> DATA PROVIDED
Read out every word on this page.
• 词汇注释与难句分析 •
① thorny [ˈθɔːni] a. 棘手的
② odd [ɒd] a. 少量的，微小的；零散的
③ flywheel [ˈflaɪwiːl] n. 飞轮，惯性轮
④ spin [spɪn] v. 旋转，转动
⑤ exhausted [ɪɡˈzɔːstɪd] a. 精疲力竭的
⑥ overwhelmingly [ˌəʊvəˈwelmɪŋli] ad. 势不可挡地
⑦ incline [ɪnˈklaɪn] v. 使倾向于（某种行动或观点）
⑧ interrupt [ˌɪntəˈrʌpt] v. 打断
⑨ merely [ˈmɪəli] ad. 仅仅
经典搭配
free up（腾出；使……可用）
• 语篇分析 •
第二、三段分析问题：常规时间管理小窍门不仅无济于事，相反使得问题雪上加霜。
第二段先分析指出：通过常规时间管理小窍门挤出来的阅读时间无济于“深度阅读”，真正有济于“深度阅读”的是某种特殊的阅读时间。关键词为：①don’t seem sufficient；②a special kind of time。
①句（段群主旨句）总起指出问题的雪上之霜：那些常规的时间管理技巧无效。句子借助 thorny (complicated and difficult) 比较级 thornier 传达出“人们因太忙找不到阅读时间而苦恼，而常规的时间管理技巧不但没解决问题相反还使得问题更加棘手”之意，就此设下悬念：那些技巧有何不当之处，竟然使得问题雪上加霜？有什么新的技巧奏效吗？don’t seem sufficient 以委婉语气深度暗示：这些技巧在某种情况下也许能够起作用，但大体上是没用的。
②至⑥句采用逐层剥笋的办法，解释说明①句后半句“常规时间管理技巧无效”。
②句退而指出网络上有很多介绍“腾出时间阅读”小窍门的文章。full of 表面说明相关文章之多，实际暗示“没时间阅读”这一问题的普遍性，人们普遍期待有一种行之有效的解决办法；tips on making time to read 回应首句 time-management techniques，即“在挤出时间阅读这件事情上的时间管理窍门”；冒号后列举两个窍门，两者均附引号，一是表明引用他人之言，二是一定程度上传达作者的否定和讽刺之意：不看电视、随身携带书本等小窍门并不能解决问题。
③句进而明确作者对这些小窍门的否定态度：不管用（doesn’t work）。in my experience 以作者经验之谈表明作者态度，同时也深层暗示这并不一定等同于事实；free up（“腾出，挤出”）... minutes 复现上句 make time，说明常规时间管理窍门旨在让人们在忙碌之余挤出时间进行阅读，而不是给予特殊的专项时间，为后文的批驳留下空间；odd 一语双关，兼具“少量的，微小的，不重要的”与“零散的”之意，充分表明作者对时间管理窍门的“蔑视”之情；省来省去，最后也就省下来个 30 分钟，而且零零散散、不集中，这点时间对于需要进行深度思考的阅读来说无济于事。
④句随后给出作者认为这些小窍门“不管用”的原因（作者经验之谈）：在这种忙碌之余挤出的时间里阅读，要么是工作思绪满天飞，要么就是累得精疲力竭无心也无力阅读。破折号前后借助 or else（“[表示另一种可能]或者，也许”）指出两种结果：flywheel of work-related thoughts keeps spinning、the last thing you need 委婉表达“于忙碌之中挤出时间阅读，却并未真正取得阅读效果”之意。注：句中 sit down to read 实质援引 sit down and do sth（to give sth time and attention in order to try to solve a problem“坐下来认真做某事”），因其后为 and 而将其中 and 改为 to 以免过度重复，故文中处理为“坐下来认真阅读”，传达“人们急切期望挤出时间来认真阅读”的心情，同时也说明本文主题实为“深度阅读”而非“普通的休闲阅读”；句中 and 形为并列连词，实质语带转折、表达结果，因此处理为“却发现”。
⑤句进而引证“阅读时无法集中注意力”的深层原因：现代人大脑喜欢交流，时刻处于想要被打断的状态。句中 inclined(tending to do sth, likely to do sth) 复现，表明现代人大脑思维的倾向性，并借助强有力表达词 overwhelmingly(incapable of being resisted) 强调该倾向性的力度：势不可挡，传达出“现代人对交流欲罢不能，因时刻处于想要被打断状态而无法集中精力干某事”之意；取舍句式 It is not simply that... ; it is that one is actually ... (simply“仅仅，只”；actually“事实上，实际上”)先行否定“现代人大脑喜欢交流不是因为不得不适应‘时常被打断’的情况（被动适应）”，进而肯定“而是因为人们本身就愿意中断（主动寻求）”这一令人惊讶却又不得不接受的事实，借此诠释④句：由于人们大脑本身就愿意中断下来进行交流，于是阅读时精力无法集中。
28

> EXERCISE
Collect each line containing the string "sufficient".

> THE ANSWER
第二段先分析指出：通过常规时间管理小窍门挤出来的阅读时间无济于“深度阅读”，真正有济于“深度阅读”的是某种特殊的阅读时间。关键词为：①don’t seem sufficient；②a special kind of time。
①句（段群主旨句）总起指出问题的雪上之霜：那些常规的时间管理技巧无效。句子借助 thorny (complicated and difficult) 比较级 thornier 传达出“人们因太忙找不到阅读时间而苦恼，而常规的时间管理技巧不但没解决问题相反还使得问题更加棘手”之意，就此设下悬念：那些技巧有何不当之处，竟然使得问题雪上加霜？有什么新的技巧奏效吗？don’t seem sufficient 以委婉语气深度暗示：这些技巧在某种情况下也许能够起作用，但大体上是没用的。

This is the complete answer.